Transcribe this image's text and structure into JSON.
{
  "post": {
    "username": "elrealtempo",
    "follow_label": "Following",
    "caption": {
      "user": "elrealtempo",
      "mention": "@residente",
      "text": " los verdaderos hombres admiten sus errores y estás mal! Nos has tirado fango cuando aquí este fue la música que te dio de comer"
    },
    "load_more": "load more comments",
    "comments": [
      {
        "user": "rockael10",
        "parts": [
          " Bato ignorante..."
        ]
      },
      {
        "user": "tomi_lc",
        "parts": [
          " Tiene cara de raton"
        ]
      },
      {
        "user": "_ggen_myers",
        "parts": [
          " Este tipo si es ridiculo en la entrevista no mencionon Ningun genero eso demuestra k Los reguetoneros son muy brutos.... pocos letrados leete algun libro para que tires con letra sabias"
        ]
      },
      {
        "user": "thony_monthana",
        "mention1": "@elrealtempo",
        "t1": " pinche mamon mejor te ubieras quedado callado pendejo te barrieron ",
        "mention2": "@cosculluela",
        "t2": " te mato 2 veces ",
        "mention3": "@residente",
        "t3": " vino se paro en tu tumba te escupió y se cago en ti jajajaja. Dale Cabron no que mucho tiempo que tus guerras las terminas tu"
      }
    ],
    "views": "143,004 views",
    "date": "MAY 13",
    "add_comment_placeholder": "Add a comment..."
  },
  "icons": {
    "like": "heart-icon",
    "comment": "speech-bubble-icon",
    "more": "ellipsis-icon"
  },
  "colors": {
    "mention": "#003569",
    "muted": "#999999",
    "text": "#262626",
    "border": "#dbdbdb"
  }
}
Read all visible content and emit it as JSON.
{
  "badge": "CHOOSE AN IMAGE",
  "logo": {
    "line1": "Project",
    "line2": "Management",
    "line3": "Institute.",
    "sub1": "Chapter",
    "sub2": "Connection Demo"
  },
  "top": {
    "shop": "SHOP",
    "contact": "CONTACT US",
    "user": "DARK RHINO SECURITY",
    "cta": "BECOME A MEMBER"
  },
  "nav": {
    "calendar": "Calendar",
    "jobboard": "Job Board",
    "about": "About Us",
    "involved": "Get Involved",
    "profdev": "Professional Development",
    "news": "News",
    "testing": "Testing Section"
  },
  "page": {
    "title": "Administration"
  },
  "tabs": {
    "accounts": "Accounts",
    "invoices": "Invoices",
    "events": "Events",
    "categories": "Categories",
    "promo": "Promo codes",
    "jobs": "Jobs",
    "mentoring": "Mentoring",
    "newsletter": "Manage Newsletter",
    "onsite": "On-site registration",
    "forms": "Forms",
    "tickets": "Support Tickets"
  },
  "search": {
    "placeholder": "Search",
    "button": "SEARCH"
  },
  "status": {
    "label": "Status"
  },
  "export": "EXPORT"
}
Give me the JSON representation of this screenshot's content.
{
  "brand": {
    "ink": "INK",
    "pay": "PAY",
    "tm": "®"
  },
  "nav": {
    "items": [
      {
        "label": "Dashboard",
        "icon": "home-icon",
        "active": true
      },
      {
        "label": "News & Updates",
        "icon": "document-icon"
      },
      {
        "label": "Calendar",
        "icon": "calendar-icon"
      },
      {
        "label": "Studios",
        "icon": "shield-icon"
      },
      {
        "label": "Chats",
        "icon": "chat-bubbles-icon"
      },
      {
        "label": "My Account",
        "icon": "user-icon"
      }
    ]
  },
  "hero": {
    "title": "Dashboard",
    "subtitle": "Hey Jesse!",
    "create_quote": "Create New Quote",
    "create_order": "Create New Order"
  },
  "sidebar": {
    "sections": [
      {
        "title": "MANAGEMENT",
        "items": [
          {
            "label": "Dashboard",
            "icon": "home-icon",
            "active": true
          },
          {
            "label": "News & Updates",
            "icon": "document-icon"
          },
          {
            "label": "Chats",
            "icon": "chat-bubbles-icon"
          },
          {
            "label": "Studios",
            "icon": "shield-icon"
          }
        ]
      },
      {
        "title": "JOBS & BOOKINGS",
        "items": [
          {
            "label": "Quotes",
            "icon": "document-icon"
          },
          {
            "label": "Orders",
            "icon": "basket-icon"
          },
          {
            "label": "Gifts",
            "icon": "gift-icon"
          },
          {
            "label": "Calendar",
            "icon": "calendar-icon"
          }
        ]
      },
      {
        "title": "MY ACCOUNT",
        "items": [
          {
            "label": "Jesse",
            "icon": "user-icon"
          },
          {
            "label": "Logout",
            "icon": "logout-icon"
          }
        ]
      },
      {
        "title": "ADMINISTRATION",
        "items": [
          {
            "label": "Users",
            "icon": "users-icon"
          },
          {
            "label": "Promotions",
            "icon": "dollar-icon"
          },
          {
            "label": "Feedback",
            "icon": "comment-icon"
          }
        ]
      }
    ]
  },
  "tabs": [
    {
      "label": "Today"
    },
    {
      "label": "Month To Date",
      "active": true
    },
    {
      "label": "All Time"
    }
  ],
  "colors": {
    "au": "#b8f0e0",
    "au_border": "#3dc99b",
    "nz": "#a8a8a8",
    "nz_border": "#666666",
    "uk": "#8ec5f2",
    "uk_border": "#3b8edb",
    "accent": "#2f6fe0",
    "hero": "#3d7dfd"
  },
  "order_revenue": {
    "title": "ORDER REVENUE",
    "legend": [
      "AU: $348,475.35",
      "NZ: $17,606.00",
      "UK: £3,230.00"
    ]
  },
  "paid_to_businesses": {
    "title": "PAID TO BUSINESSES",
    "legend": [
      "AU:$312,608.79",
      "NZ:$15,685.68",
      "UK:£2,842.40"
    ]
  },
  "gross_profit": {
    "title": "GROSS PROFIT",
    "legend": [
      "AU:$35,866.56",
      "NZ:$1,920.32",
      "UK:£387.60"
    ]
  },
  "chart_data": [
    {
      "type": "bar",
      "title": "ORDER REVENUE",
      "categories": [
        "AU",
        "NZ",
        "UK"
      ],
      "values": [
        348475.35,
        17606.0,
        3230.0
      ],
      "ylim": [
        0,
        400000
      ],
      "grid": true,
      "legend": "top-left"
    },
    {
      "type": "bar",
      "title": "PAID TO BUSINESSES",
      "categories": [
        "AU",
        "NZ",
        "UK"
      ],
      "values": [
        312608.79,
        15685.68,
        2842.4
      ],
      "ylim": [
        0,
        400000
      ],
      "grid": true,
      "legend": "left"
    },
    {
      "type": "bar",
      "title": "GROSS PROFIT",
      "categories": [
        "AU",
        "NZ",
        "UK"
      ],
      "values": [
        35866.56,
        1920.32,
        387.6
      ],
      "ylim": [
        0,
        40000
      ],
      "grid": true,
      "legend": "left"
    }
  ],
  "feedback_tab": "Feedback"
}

++++++++++

What you need to do: Reproduce the entries above in full by retyping them exactly.

Task result:
Transcribe this image's text and structure into JSON.
{
  "post": {
    "username": "elrealtempo",
    "follow_label": "Following",
    "caption": {
      "user": "elrealtempo",
      "mention": "@residente",
      "text": " los verdaderos hombres admiten sus errores y estás mal! Nos has tirado fango cuando aquí este fue la música que te dio de comer"
    },
    "load_more": "load more comments",
    "comments": [
      {
        "user": "rockael10",
        "parts": [
          " Bato ignorante..."
        ]
      },
      {
        "user": "tomi_lc",
        "parts": [
          " Tiene cara de raton"
        ]
      },
      {
        "user": "_ggen_myers",
        "parts": [
          " Este tipo si es ridiculo en la entrevista no mencionon Ningun genero eso demuestra k Los reguetoneros son muy brutos.... pocos letrados leete algun libro para que tires con letra sabias"
        ]
      },
      {
        "user": "thony_monthana",
        "mention1": "@elrealtempo",
        "t1": " pinche mamon mejor te ubieras quedado callado pendejo te barrieron ",
        "mention2": "@cosculluela",
        "t2": " te mato 2 veces ",
        "mention3": "@residente",
        "t3": " vino se paro en tu tumba te escupió y se cago en ti jajajaja. Dale Cabron no que mucho tiempo que tus guerras las terminas tu"
      }
    ],
    "views": "143,004 views",
    "date": "MAY 13",
    "add_comment_placeholder": "Add a comment..."
  },
  "icons": {
    "like": "heart-icon",
    "comment": "speech-bubble-icon",
    "more": "ellipsis-icon"
  },
  "colors": {
    "mention": "#003569",
    "muted": "#999999",
    "text": "#262626",
    "border": "#dbdbdb"
  }
}
Read all visible content and emit it as JSON.
{
  "badge": "CHOOSE AN IMAGE",
  "logo": {
    "line1": "Project",
    "line2": "Management",
    "line3": "Institute.",
    "sub1": "Chapter",
    "sub2": "Connection Demo"
  },
  "top": {
    "shop": "SHOP",
    "contact": "CONTACT US",
    "user": "DARK RHINO SECURITY",
    "cta": "BECOME A MEMBER"
  },
  "nav": {
    "calendar": "Calendar",
    "jobboard": "Job Board",
    "about": "About Us",
    "involved": "Get Involved",
    "profdev": "Professional Development",
    "news": "News",
    "testing": "Testing Section"
  },
  "page": {
    "title": "Administration"
  },
  "tabs": {
    "accounts": "Accounts",
    "invoices": "Invoices",
    "events": "Events",
    "categories": "Categories",
    "promo": "Promo codes",
    "jobs": "Jobs",
    "mentoring": "Mentoring",
    "newsletter": "Manage Newsletter",
    "onsite": "On-site registration",
    "forms": "Forms",
    "tickets": "Support Tickets"
  },
  "search": {
    "placeholder": "Search",
    "button": "SEARCH"
  },
  "status": {
    "label": "Status"
  },
  "export": "EXPORT"
}
Give me the JSON representation of this screenshot's content.
{
  "brand": {
    "ink": "INK",
    "pay": "PAY",
    "tm": "®"
  },
  "nav": {
    "items": [
      {
        "label": "Dashboard",
        "icon": "home-icon",
        "active": true
      },
      {
        "label": "News & Updates",
        "icon": "document-icon"
      },
      {
        "label": "Calendar",
        "icon": "calendar-icon"
      },
      {
        "label": "Studios",
        "icon": "shield-icon"
      },
      {
        "label": "Chats",
        "icon": "chat-bubbles-icon"
      },
      {
        "label": "My Account",
        "icon": "user-icon"
      }
    ]
  },
  "hero": {
    "title": "Dashboard",
    "subtitle": "Hey Jesse!",
    "create_quote": "Create New Quote",
    "create_order": "Create New Order"
  },
  "sidebar": {
    "sections": [
      {
        "title": "MANAGEMENT",
        "items": [
          {
            "label": "Dashboard",
            "icon": "home-icon",
            "active": true
          },
          {
            "label": "News & Updates",
            "icon": "document-icon"
          },
          {
            "label": "Chats",
            "icon": "chat-bubbles-icon"
          },
          {
            "label": "Studios",
            "icon": "shield-icon"
          }
        ]
      },
      {
        "title": "JOBS & BOOKINGS",
        "items": [
          {
            "label": "Quotes",
            "icon": "document-icon"
          },
          {
            "label": "Orders",
            "icon": "basket-icon"
          },
          {
            "label": "Gifts",
            "icon": "gift-icon"
          },
          {
            "label": "Calendar",
            "icon": "calendar-icon"
          }
        ]
      },
      {
        "title": "MY ACCOUNT",
        "items": [
          {
            "label": "Jesse",
            "icon": "user-icon"
          },
          {
            "label": "Logout",
            "icon": "logout-icon"
          }
        ]
      },
      {
        "title": "ADMINISTRATION",
        "items": [
          {
            "label": "Users",
            "icon": "users-icon"
          },
          {
            "label": "Promotions",
            "icon": "dollar-icon"
          },
          {
            "label": "Feedback",
            "icon": "comment-icon"
          }
        ]
      }
    ]
  },
  "tabs": [
    {
      "label": "Today"
    },
    {
      "label": "Month To Date",
      "active": true
    },
    {
      "label": "All Time"
    }
  ],
  "colors": {
    "au": "#b8f0e0",
    "au_border": "#3dc99b",
    "nz": "#a8a8a8",
    "nz_border": "#666666",
    "uk": "#8ec5f2",
    "uk_border": "#3b8edb",
    "accent": "#2f6fe0",
    "hero": "#3d7dfd"
  },
  "order_revenue": {
    "title": "ORDER REVENUE",
    "legend": [
      "AU: $348,475.35",
      "NZ: $17,606.00",
      "UK: £3,230.00"
    ]
  },
  "paid_to_businesses": {
    "title": "PAID TO BUSINESSES",
    "legend": [
      "AU:$312,608.79",
      "NZ:$15,685.68",
      "UK:£2,842.40"
    ]
  },
  "gross_profit": {
    "title": "GROSS PROFIT",
    "legend": [
      "AU:$35,866.56",
      "NZ:$1,920.32",
      "UK:£387.60"
    ]
  },
  "chart_data": [
    {
      "type": "bar",
      "title": "ORDER REVENUE",
      "categories": [
        "AU",
        "NZ",
        "UK"
      ],
      "values": [
        348475.35,
        17606.0,
        3230.0
      ],
      "ylim": [
        0,
        400000
      ],
      "grid": true,
      "legend": "top-left"
    },
    {
      "type": "bar",
      "title": "PAID TO BUSINESSES",
      "categories": [
        "AU",
        "NZ",
        "UK"
      ],
      "values": [
        312608.79,
        15685.68,
        2842.4
      ],
      "ylim": [
        0,
        400000
      ],
      "grid": true,
      "legend": "left"
    },
    {
      "type": "bar",
      "title": "GROSS PROFIT",
      "categories": [
        "AU",
        "NZ",
        "UK"
      ],
      "values": [
        35866.56,
        1920.32,
        387.6
      ],
      "ylim": [
        0,
        40000
      ],
      "grid": true,
      "legend": "left"
    }
  ],
  "feedback_tab": "Feedback"
}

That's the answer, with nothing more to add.